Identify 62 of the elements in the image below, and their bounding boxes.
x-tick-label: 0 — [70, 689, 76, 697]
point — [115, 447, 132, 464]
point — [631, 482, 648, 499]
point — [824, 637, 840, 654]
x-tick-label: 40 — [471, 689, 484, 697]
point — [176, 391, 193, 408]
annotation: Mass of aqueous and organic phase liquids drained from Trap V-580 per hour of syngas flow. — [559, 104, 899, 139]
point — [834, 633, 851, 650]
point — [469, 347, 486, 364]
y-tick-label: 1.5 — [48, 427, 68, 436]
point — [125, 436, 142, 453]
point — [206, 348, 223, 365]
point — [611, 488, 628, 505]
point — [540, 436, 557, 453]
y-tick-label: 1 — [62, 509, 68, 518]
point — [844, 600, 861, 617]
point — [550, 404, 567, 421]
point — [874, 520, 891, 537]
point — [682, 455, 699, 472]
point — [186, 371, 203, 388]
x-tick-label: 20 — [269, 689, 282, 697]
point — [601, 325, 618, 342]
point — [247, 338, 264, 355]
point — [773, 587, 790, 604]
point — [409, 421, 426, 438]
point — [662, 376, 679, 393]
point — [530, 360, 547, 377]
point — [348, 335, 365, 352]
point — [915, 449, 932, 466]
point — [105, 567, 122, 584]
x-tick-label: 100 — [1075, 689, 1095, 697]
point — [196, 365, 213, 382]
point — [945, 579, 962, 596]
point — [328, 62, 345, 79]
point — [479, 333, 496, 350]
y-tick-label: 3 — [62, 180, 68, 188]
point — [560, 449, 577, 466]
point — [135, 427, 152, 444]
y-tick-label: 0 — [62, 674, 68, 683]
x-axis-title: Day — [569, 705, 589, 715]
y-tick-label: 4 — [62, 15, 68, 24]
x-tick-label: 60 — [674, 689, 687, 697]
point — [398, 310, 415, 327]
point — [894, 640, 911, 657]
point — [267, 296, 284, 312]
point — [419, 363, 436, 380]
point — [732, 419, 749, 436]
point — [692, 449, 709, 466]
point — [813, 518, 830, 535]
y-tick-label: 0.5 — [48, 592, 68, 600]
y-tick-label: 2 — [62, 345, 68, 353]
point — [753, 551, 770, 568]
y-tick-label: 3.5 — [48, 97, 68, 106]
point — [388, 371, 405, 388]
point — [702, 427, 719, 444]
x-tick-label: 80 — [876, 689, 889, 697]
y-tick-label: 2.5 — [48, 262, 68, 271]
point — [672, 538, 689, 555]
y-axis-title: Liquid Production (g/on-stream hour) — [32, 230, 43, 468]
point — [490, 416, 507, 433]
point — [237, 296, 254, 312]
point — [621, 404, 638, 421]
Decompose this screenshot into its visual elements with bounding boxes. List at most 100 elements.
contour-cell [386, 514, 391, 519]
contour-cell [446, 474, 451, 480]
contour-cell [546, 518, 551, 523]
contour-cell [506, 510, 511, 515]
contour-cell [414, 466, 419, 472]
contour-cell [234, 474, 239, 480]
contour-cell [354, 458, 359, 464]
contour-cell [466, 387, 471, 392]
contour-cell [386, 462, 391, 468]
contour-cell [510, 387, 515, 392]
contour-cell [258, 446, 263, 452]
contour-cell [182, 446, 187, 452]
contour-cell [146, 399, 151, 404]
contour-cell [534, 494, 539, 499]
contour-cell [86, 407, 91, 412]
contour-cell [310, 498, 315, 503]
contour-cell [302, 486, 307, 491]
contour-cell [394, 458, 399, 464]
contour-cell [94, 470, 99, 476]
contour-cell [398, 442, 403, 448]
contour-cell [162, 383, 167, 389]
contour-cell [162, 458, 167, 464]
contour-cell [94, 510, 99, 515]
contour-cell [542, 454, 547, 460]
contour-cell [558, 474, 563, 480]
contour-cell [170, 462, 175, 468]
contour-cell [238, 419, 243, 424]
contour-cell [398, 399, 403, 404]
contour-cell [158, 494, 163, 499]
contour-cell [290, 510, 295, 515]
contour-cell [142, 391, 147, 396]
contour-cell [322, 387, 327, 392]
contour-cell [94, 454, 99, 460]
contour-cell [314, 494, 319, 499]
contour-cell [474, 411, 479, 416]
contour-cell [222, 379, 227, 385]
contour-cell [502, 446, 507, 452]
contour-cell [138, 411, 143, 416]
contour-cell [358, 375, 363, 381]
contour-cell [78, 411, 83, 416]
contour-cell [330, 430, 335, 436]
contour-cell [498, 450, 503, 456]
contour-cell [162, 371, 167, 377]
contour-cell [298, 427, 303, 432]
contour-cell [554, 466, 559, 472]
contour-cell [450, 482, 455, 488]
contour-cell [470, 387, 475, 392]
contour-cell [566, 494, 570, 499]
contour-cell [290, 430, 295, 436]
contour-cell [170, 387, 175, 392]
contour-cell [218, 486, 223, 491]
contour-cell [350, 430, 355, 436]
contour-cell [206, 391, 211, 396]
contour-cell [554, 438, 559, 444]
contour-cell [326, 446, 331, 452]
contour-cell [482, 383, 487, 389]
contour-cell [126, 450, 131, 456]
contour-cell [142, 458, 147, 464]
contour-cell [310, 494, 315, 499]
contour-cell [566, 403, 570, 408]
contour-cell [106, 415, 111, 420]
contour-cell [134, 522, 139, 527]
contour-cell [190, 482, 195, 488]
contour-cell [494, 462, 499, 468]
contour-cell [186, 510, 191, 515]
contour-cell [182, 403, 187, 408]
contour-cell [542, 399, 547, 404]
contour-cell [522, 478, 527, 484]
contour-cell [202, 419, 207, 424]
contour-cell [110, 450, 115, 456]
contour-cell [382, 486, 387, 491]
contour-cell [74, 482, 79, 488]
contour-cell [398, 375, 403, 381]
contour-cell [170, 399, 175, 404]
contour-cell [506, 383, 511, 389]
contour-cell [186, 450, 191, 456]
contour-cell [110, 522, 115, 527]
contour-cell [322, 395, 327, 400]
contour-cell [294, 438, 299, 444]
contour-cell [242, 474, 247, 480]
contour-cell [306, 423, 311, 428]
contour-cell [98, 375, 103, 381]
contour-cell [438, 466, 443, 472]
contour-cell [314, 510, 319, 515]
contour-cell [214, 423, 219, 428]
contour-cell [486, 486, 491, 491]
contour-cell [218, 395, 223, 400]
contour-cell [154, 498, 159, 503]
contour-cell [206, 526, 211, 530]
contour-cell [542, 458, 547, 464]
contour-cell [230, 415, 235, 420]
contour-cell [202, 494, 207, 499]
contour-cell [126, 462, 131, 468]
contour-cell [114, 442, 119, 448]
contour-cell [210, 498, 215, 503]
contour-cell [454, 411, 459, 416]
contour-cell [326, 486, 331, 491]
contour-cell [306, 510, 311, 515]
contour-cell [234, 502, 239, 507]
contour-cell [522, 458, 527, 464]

* * *

Copy the records verbatim, starting with their first line and going on through the line containing "contour-cell [546, 518, 551, 523]", with both of those lines included.

Identify 62 of the elements in the image below, and their bounding boxes.
x-tick-label: 0 — [70, 689, 76, 697]
point — [115, 447, 132, 464]
point — [631, 482, 648, 499]
point — [824, 637, 840, 654]
x-tick-label: 40 — [471, 689, 484, 697]
point — [176, 391, 193, 408]
annotation: Mass of aqueous and organic phase liquids drained from Trap V-580 per hour of syngas flow. — [559, 104, 899, 139]
point — [834, 633, 851, 650]
point — [469, 347, 486, 364]
y-tick-label: 1.5 — [48, 427, 68, 436]
point — [125, 436, 142, 453]
point — [206, 348, 223, 365]
point — [611, 488, 628, 505]
point — [540, 436, 557, 453]
y-tick-label: 1 — [62, 509, 68, 518]
point — [844, 600, 861, 617]
point — [550, 404, 567, 421]
point — [874, 520, 891, 537]
point — [682, 455, 699, 472]
point — [186, 371, 203, 388]
x-tick-label: 20 — [269, 689, 282, 697]
point — [601, 325, 618, 342]
point — [247, 338, 264, 355]
point — [773, 587, 790, 604]
point — [409, 421, 426, 438]
point — [662, 376, 679, 393]
point — [530, 360, 547, 377]
point — [348, 335, 365, 352]
point — [915, 449, 932, 466]
point — [105, 567, 122, 584]
x-tick-label: 100 — [1075, 689, 1095, 697]
point — [196, 365, 213, 382]
point — [945, 579, 962, 596]
point — [328, 62, 345, 79]
point — [479, 333, 496, 350]
y-tick-label: 3 — [62, 180, 68, 188]
point — [560, 449, 577, 466]
point — [135, 427, 152, 444]
y-tick-label: 0 — [62, 674, 68, 683]
x-axis-title: Day — [569, 705, 589, 715]
y-tick-label: 4 — [62, 15, 68, 24]
x-tick-label: 60 — [674, 689, 687, 697]
point — [398, 310, 415, 327]
point — [894, 640, 911, 657]
point — [267, 296, 284, 312]
point — [419, 363, 436, 380]
point — [732, 419, 749, 436]
point — [692, 449, 709, 466]
point — [813, 518, 830, 535]
y-tick-label: 0.5 — [48, 592, 68, 600]
y-tick-label: 2 — [62, 345, 68, 353]
point — [753, 551, 770, 568]
y-tick-label: 3.5 — [48, 97, 68, 106]
point — [388, 371, 405, 388]
point — [702, 427, 719, 444]
x-tick-label: 80 — [876, 689, 889, 697]
y-tick-label: 2.5 — [48, 262, 68, 271]
point — [672, 538, 689, 555]
y-axis-title: Liquid Production (g/on-stream hour) — [32, 230, 43, 468]
point — [490, 416, 507, 433]
point — [237, 296, 254, 312]
point — [621, 404, 638, 421]
Decompose this screenshot into its visual elements with bounding boxes. List at most 100 elements.
contour-cell [386, 514, 391, 519]
contour-cell [446, 474, 451, 480]
contour-cell [546, 518, 551, 523]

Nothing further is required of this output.